— What the exercise asks —
In the entries, find all lines that hold the word "Model" and copy them.
--- START Rows ---
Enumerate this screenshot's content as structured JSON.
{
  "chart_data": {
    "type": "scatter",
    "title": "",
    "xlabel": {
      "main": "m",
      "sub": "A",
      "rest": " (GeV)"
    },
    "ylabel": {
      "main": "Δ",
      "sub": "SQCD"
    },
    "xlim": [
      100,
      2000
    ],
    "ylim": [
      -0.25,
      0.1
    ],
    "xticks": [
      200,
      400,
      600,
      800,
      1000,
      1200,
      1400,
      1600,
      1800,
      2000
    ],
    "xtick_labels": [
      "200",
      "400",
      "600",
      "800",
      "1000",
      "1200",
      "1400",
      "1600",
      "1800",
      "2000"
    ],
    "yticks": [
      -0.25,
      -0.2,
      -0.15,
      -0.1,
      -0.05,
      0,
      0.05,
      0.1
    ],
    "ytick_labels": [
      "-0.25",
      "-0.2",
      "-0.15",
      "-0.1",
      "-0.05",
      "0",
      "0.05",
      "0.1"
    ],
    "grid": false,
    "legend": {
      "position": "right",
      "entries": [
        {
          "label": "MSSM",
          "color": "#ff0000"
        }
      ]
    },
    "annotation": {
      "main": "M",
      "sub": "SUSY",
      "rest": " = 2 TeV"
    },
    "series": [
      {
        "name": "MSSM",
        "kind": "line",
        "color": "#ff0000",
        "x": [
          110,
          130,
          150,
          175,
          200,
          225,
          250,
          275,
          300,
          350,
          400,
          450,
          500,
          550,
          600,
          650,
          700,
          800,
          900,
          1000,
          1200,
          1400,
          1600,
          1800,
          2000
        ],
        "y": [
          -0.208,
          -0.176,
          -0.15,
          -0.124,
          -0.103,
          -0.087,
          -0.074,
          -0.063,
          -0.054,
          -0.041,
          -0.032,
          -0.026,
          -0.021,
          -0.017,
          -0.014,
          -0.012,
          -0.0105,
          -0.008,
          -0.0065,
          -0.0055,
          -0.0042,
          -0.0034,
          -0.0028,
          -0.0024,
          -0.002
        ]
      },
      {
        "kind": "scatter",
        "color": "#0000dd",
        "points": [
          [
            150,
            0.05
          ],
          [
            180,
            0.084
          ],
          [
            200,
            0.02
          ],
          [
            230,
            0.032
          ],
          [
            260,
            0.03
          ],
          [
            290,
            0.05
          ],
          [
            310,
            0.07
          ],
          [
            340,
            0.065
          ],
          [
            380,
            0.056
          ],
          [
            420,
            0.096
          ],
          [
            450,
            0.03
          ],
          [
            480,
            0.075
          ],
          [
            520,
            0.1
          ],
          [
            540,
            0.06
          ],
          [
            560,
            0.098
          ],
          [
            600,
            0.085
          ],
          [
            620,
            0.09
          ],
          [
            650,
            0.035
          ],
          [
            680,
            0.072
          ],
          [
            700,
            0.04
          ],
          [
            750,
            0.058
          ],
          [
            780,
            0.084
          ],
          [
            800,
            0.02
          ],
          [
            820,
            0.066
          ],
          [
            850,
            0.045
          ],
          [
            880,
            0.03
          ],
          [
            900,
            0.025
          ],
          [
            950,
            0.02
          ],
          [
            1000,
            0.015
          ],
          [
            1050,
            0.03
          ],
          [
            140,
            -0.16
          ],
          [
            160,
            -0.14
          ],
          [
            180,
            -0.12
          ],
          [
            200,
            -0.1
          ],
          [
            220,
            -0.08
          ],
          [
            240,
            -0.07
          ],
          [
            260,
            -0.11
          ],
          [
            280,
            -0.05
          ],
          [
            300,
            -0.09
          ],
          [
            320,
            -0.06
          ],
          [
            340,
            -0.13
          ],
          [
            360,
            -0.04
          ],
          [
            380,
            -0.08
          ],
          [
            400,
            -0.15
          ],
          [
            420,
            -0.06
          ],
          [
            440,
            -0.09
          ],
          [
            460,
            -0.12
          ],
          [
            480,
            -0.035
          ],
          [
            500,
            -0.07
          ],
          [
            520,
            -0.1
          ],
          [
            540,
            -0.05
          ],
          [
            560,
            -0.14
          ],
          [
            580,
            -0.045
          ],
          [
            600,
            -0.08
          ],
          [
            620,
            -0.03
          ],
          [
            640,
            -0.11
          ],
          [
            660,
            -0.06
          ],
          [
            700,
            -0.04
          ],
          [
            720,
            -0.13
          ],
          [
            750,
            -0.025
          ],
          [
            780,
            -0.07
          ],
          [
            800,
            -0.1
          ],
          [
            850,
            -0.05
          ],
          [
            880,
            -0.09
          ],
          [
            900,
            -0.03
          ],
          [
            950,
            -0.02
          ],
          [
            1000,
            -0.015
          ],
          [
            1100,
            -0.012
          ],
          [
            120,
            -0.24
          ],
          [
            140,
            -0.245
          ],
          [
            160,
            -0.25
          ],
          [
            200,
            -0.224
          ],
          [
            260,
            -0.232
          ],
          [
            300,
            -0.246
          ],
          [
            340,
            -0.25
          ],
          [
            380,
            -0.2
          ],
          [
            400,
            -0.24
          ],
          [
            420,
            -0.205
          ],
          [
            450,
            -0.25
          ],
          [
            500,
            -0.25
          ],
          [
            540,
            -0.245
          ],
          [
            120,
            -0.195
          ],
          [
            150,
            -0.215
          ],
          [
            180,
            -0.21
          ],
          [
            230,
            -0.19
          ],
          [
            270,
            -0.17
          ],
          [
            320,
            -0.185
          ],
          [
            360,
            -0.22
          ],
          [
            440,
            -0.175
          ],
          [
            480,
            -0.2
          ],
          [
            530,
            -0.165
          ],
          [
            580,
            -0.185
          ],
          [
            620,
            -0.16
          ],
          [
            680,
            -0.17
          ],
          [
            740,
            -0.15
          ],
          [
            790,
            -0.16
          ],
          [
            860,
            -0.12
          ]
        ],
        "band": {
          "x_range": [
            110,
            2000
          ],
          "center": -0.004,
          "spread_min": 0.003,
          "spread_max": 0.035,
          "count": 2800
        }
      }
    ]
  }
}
--- END Rows ---
--- START Rows ---
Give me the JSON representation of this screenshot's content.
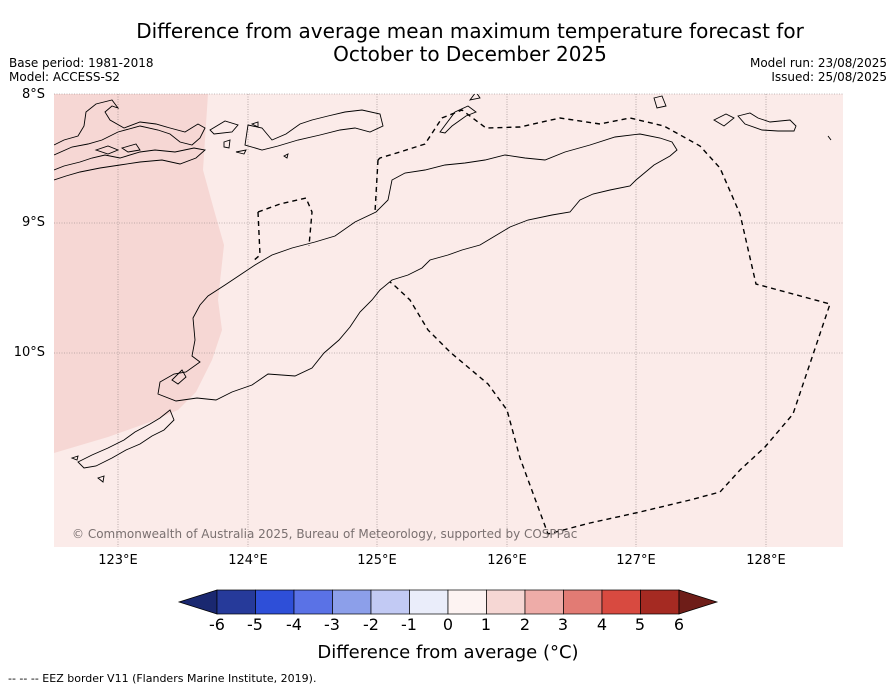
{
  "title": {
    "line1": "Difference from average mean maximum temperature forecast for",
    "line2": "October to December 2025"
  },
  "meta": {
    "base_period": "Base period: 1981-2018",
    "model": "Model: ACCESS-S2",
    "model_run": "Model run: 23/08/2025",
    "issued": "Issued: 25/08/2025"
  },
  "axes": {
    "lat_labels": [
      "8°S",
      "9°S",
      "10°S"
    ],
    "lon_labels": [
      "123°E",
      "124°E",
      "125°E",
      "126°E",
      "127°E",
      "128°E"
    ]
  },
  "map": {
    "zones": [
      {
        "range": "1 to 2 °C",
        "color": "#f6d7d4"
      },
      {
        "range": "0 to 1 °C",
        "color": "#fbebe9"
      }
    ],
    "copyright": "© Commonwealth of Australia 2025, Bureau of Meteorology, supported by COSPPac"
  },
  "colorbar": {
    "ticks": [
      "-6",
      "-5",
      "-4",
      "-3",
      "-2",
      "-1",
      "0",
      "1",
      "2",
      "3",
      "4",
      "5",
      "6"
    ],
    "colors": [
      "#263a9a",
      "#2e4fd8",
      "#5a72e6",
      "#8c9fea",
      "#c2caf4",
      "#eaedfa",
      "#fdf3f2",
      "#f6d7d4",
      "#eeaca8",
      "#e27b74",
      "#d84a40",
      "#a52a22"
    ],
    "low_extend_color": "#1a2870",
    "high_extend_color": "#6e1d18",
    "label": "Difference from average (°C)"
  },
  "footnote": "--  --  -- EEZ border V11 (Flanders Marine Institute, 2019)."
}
--- END Rows ---
— Reply to the task —
    "model": "Model: ACCESS-S2",
    "model_run": "Model run: 23/08/2025",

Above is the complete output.